▶ **AIM**: Write out the records beneath this line exactly as they appear, minus any images.

▶ **RECORDS FOR THIS TASK**:
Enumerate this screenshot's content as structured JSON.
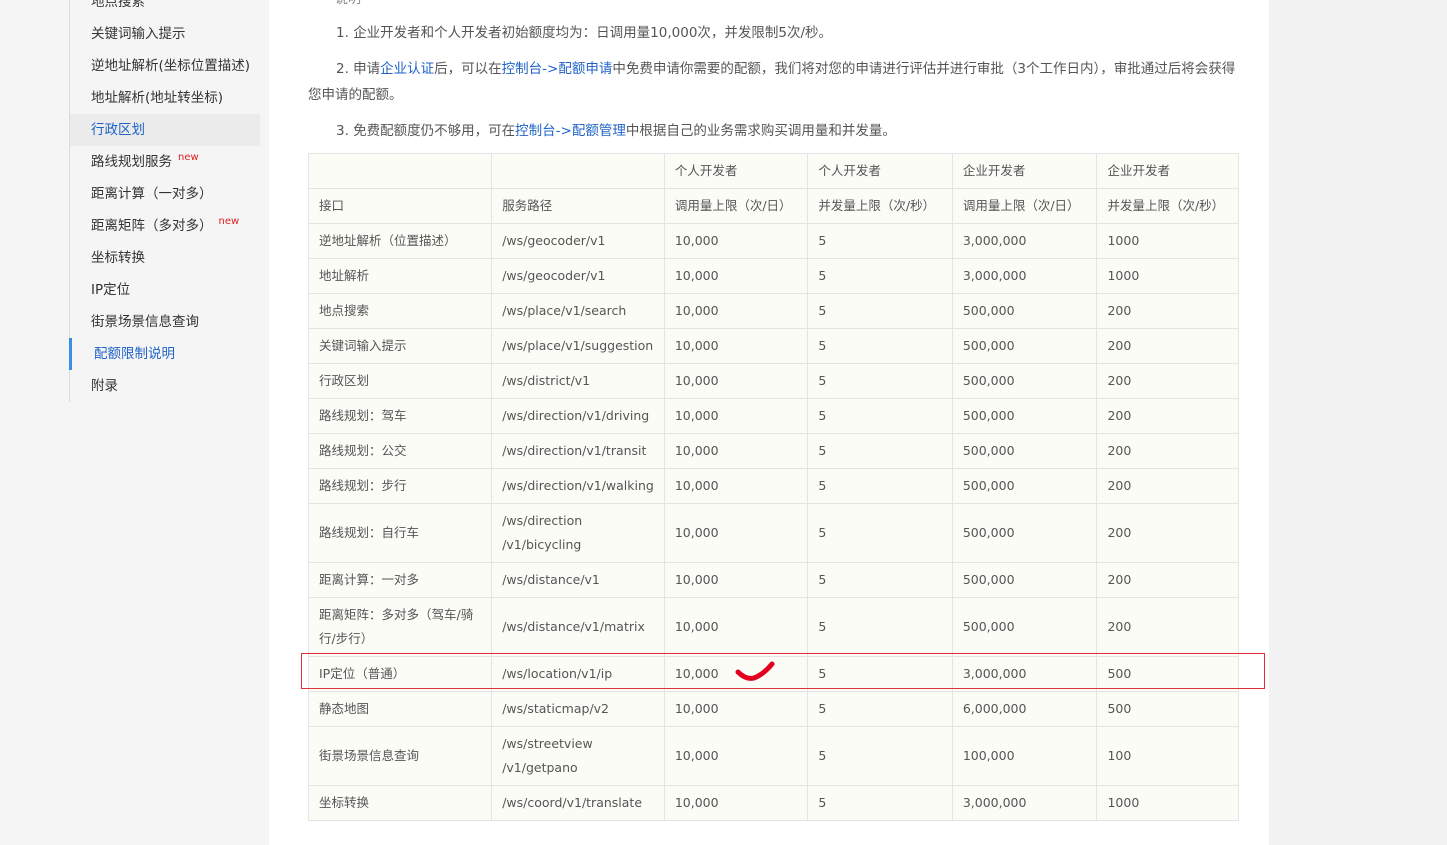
{
  "sidebar": {
    "items": [
      {
        "label": "地点搜索"
      },
      {
        "label": "关键词输入提示"
      },
      {
        "label": "逆地址解析(坐标位置描述)"
      },
      {
        "label": "地址解析(地址转坐标)"
      },
      {
        "label": "行政区划"
      },
      {
        "label": "路线规划服务",
        "badge": "new"
      },
      {
        "label": "距离计算（一对多）"
      },
      {
        "label": "距离矩阵（多对多）",
        "badge": "new"
      },
      {
        "label": "坐标转换"
      },
      {
        "label": "IP定位"
      },
      {
        "label": "街景场景信息查询"
      },
      {
        "label": "配额限制说明"
      },
      {
        "label": "附录"
      }
    ]
  },
  "main": {
    "top_cut": "说明",
    "note1": "1. 企业开发者和个人开发者初始额度均为：日调用量10,000次，并发限制5次/秒。",
    "note2": {
      "p1": "2. 申请",
      "link1": "企业认证",
      "p2": "后，可以在",
      "link2": "控制台->配额申请",
      "p3": "中免费申请你需要的配额，我们将对您的申请进行评估并进行审批（3个工作日内），审批通过后将会获得您申请的配额。"
    },
    "note3": {
      "p1": "3. 免费配额度仍不够用，可在",
      "link1": "控制台->配额管理",
      "p2": "中根据自己的业务需求购买调用量和并发量。"
    }
  },
  "table": {
    "group_header": [
      "",
      "",
      "个人开发者",
      "个人开发者",
      "企业开发者",
      "企业开发者"
    ],
    "header": [
      "接口",
      "服务路径",
      "调用量上限（次/日）",
      "并发量上限（次/秒）",
      "调用量上限（次/日）",
      "并发量上限（次/秒）"
    ],
    "rows": [
      [
        "逆地址解析（位置描述）",
        "/ws/geocoder/v1",
        "10,000",
        "5",
        "3,000,000",
        "1000"
      ],
      [
        "地址解析",
        "/ws/geocoder/v1",
        "10,000",
        "5",
        "3,000,000",
        "1000"
      ],
      [
        "地点搜索",
        "/ws/place/v1/search",
        "10,000",
        "5",
        "500,000",
        "200"
      ],
      [
        "关键词输入提示",
        "/ws/place/v1/suggestion",
        "10,000",
        "5",
        "500,000",
        "200"
      ],
      [
        "行政区划",
        "/ws/district/v1",
        "10,000",
        "5",
        "500,000",
        "200"
      ],
      [
        "路线规划：驾车",
        "/ws/direction/v1/driving",
        "10,000",
        "5",
        "500,000",
        "200"
      ],
      [
        "路线规划：公交",
        "/ws/direction/v1/transit",
        "10,000",
        "5",
        "500,000",
        "200"
      ],
      [
        "路线规划：步行",
        "/ws/direction/v1/walking",
        "10,000",
        "5",
        "500,000",
        "200"
      ],
      [
        "路线规划：自行车",
        "/ws/direction /v1/bicycling",
        "10,000",
        "5",
        "500,000",
        "200"
      ],
      [
        "距离计算：一对多",
        "/ws/distance/v1",
        "10,000",
        "5",
        "500,000",
        "200"
      ],
      [
        "距离矩阵：多对多（驾车/骑行/步行）",
        "/ws/distance/v1/matrix",
        "10,000",
        "5",
        "500,000",
        "200"
      ],
      [
        "IP定位（普通）",
        "/ws/location/v1/ip",
        "10,000",
        "5",
        "3,000,000",
        "500"
      ],
      [
        "静态地图",
        "/ws/staticmap/v2",
        "10,000",
        "5",
        "6,000,000",
        "500"
      ],
      [
        "街景场景信息查询",
        "/ws/streetview /v1/getpano",
        "10,000",
        "5",
        "100,000",
        "100"
      ],
      [
        "坐标转换",
        "/ws/coord/v1/translate",
        "10,000",
        "5",
        "3,000,000",
        "1000"
      ]
    ],
    "tall_rows": [
      8,
      10,
      13
    ]
  },
  "annotation": {
    "highlight_color": "#e0303a",
    "check_color": "#e3001f"
  }
}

▶ **RESPONSE TO THE EXERCISE**:
Enumerate this screenshot's content as structured JSON.
{
  "sidebar": {
    "items": [
      {
        "label": "地点搜索"
      },
      {
        "label": "关键词输入提示"
      },
      {
        "label": "逆地址解析(坐标位置描述)"
      },
      {
        "label": "地址解析(地址转坐标)"
      },
      {
        "label": "行政区划"
      },
      {
        "label": "路线规划服务",
        "badge": "new"
      },
      {
        "label": "距离计算（一对多）"
      },
      {
        "label": "距离矩阵（多对多）",
        "badge": "new"
      },
      {
        "label": "坐标转换"
      },
      {
        "label": "IP定位"
      },
      {
        "label": "街景场景信息查询"
      },
      {
        "label": "配额限制说明"
      },
      {
        "label": "附录"
      }
    ]
  },
  "main": {
    "top_cut": "说明",
    "note1": "1. 企业开发者和个人开发者初始额度均为：日调用量10,000次，并发限制5次/秒。",
    "note2": {
      "p1": "2. 申请",
      "link1": "企业认证",
      "p2": "后，可以在",
      "link2": "控制台->配额申请",
      "p3": "中免费申请你需要的配额，我们将对您的申请进行评估并进行审批（3个工作日内），审批通过后将会获得您申请的配额。"
    },
    "note3": {
      "p1": "3. 免费配额度仍不够用，可在",
      "link1": "控制台->配额管理",
      "p2": "中根据自己的业务需求购买调用量和并发量。"
    }
  },
  "table": {
    "group_header": [
      "",
      "",
      "个人开发者",
      "个人开发者",
      "企业开发者",
      "企业开发者"
    ],
    "header": [
      "接口",
      "服务路径",
      "调用量上限（次/日）",
      "并发量上限（次/秒）",
      "调用量上限（次/日）",
      "并发量上限（次/秒）"
    ],
    "rows": [
      [
        "逆地址解析（位置描述）",
        "/ws/geocoder/v1",
        "10,000",
        "5",
        "3,000,000",
        "1000"
      ],
      [
        "地址解析",
        "/ws/geocoder/v1",
        "10,000",
        "5",
        "3,000,000",
        "1000"
      ],
      [
        "地点搜索",
        "/ws/place/v1/search",
        "10,000",
        "5",
        "500,000",
        "200"
      ],
      [
        "关键词输入提示",
        "/ws/place/v1/suggestion",
        "10,000",
        "5",
        "500,000",
        "200"
      ],
      [
        "行政区划",
        "/ws/district/v1",
        "10,000",
        "5",
        "500,000",
        "200"
      ],
      [
        "路线规划：驾车",
        "/ws/direction/v1/driving",
        "10,000",
        "5",
        "500,000",
        "200"
      ],
      [
        "路线规划：公交",
        "/ws/direction/v1/transit",
        "10,000",
        "5",
        "500,000",
        "200"
      ],
      [
        "路线规划：步行",
        "/ws/direction/v1/walking",
        "10,000",
        "5",
        "500,000",
        "200"
      ],
      [
        "路线规划：自行车",
        "/ws/direction /v1/bicycling",
        "10,000",
        "5",
        "500,000",
        "200"
      ],
      [
        "距离计算：一对多",
        "/ws/distance/v1",
        "10,000",
        "5",
        "500,000",
        "200"
      ],
      [
        "距离矩阵：多对多（驾车/骑行/步行）",
        "/ws/distance/v1/matrix",
        "10,000",
        "5",
        "500,000",
        "200"
      ],
      [
        "IP定位（普通）",
        "/ws/location/v1/ip",
        "10,000",
        "5",
        "3,000,000",
        "500"
      ],
      [
        "静态地图",
        "/ws/staticmap/v2",
        "10,000",
        "5",
        "6,000,000",
        "500"
      ],
      [
        "街景场景信息查询",
        "/ws/streetview /v1/getpano",
        "10,000",
        "5",
        "100,000",
        "100"
      ],
      [
        "坐标转换",
        "/ws/coord/v1/translate",
        "10,000",
        "5",
        "3,000,000",
        "1000"
      ]
    ],
    "tall_rows": [
      8,
      10,
      13
    ]
  },
  "annotation": {
    "highlight_color": "#e0303a",
    "check_color": "#e3001f"
  }
}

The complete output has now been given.